>>>

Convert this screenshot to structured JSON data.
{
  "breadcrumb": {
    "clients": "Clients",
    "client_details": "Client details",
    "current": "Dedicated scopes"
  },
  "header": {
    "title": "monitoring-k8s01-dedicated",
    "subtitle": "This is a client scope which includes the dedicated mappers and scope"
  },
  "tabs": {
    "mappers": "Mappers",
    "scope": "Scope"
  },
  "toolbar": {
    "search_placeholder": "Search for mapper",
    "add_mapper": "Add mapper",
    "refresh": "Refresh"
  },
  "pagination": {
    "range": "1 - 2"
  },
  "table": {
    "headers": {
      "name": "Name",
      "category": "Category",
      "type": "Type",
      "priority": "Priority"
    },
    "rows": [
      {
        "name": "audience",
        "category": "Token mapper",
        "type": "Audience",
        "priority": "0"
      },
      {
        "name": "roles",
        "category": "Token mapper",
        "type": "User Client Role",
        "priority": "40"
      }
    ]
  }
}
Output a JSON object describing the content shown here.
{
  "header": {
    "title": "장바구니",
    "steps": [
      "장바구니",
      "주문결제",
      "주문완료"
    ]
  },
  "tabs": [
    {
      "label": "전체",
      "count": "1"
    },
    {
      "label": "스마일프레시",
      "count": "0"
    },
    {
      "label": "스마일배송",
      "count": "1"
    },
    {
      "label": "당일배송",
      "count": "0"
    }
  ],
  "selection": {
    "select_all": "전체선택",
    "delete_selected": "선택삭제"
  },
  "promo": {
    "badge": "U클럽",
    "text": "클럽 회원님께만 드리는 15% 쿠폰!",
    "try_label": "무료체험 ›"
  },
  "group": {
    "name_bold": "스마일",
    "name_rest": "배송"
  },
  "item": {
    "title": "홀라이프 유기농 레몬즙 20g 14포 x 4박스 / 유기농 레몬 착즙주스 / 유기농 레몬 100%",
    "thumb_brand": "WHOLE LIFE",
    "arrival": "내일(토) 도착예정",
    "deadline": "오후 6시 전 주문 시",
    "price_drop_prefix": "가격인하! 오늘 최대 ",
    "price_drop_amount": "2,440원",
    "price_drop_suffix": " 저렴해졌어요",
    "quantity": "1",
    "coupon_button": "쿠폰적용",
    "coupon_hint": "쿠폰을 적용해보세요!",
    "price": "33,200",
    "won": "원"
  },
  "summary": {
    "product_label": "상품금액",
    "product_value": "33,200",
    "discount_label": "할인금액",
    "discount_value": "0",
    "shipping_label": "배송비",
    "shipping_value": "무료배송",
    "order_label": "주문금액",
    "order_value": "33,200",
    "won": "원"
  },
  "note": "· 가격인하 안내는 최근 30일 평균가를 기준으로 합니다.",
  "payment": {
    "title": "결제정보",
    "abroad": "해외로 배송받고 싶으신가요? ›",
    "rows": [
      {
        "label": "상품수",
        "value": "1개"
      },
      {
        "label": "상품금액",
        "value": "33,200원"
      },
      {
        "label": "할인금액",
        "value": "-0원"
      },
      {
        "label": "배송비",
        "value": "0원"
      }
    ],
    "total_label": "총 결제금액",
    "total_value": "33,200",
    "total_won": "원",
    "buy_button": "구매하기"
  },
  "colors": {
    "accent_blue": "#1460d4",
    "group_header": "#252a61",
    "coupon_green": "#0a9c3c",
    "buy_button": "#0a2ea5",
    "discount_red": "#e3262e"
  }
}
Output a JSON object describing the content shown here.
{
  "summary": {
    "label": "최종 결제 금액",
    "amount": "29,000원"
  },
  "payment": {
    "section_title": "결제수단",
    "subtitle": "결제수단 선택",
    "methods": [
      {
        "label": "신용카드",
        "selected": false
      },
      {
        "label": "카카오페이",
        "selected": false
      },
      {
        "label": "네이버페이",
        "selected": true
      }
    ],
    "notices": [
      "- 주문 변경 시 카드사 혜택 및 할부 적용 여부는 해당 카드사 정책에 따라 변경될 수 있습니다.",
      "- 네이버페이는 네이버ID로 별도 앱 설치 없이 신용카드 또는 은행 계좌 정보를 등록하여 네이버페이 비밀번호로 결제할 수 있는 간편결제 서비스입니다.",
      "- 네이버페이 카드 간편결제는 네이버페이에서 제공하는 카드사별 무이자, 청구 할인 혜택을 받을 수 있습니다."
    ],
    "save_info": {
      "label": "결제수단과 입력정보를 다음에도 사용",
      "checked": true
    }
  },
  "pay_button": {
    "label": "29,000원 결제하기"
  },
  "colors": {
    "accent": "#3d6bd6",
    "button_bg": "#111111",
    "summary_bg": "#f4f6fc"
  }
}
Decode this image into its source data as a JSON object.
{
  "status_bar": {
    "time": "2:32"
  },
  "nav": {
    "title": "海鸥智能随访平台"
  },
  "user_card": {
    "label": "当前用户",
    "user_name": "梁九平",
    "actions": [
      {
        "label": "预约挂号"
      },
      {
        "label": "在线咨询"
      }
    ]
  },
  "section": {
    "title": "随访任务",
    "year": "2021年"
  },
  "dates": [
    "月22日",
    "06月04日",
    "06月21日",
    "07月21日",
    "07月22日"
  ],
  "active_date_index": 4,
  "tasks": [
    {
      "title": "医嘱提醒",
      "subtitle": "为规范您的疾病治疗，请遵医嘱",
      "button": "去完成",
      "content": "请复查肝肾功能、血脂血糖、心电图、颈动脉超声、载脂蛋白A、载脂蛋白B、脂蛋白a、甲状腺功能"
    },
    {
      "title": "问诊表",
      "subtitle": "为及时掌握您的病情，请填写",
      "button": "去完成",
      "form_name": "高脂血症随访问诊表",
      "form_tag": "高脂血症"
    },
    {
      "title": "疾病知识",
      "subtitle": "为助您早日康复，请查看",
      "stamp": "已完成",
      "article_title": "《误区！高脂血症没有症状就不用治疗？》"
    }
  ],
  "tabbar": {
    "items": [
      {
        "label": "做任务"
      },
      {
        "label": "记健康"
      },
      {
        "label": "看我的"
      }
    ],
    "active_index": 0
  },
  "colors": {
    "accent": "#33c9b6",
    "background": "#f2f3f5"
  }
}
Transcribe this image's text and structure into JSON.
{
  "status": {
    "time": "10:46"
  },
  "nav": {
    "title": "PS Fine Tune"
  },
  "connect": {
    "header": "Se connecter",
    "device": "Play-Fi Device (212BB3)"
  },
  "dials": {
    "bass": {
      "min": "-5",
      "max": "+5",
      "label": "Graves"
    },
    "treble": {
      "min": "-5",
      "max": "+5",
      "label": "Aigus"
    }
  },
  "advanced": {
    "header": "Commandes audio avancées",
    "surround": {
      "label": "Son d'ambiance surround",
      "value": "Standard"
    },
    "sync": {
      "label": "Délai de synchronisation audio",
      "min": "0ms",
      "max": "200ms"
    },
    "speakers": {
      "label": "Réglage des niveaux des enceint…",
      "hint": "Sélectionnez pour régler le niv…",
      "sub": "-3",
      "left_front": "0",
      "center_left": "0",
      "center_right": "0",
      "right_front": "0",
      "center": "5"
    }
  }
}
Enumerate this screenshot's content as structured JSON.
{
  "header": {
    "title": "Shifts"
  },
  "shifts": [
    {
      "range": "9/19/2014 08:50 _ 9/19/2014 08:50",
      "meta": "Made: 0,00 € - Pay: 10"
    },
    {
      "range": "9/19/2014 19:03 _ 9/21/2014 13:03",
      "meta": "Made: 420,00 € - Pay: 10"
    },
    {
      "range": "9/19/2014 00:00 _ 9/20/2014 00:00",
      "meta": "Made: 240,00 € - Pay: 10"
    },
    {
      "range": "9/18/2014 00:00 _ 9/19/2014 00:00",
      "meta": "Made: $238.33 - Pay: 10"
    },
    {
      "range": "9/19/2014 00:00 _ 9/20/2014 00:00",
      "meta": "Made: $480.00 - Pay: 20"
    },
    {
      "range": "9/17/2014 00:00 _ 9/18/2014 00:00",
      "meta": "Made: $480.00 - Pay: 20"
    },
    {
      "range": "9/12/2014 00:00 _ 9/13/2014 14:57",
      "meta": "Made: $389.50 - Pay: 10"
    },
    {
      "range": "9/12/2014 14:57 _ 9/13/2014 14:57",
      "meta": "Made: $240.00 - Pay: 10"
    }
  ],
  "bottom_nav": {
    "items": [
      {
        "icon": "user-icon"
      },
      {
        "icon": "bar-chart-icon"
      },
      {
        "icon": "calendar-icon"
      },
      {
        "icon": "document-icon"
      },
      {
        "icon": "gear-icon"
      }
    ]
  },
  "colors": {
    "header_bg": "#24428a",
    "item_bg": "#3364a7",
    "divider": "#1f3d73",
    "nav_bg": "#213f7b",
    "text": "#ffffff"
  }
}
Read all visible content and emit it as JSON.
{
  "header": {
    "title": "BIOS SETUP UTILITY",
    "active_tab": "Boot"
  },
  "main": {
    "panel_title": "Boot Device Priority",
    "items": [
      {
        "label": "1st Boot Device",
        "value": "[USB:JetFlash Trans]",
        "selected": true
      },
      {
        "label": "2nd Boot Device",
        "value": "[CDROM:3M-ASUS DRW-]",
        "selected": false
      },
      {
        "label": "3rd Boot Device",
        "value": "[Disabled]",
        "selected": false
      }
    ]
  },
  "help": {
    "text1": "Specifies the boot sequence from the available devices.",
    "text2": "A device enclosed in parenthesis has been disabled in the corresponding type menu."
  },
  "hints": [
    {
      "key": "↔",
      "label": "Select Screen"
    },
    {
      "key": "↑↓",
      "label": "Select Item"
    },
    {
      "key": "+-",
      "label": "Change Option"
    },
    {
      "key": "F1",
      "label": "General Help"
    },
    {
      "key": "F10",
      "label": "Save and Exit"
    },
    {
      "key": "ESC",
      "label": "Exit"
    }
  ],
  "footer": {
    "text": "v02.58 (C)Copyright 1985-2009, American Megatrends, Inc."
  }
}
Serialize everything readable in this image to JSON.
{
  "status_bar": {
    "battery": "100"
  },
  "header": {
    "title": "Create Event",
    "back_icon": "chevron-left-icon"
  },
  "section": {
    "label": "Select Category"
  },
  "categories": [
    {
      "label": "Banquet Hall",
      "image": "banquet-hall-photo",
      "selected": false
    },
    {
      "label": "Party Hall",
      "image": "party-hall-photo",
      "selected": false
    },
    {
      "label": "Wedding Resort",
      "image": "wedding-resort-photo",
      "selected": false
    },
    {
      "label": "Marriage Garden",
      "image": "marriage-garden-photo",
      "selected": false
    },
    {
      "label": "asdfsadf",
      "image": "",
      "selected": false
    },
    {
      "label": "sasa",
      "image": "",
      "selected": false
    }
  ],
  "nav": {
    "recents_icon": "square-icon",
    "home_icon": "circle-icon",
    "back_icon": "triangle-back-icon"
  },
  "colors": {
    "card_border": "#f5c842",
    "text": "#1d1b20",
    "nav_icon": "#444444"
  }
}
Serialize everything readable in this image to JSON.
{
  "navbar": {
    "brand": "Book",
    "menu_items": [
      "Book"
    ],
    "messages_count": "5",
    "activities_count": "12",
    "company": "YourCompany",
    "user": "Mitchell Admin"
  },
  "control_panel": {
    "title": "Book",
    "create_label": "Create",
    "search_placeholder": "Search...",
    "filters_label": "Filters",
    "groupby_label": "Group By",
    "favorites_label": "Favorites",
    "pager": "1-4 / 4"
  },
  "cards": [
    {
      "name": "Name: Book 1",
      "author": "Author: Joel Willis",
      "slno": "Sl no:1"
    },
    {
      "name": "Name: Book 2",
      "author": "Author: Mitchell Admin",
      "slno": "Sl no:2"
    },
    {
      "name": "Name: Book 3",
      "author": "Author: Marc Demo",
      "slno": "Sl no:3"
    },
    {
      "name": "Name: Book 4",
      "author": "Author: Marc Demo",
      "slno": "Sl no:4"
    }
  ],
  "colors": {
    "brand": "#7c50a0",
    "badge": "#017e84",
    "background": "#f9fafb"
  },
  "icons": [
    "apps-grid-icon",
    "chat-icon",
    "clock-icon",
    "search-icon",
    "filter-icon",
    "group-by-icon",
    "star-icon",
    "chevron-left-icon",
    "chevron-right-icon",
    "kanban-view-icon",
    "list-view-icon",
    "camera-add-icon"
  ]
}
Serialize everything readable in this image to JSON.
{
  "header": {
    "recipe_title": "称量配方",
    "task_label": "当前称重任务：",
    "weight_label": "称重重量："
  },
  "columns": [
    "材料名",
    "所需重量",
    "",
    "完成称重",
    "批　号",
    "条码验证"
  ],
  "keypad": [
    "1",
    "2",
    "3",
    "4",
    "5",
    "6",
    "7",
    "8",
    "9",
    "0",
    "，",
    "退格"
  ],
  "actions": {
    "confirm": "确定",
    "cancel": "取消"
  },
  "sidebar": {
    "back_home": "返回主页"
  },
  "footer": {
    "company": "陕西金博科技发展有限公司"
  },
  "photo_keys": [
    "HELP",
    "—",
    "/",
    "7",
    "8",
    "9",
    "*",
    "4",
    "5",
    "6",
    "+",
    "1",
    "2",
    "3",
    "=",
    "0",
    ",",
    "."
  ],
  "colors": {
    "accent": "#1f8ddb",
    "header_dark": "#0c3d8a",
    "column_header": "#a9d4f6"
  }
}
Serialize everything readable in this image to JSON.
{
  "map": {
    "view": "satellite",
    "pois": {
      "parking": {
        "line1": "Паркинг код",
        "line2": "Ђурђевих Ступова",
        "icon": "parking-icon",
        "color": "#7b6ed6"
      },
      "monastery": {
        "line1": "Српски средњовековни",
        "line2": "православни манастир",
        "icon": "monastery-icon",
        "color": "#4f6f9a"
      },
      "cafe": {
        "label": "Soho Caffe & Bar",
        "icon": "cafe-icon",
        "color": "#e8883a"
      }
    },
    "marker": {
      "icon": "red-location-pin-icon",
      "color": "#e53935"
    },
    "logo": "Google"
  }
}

<<<

EXERCISE BRIEF: Using the listing, collect all lines in which the string "Admin" is found.

WRITTEN SOLUTION:
    "user": "Mitchell Admin"
      "author": "Author: Mitchell Admin",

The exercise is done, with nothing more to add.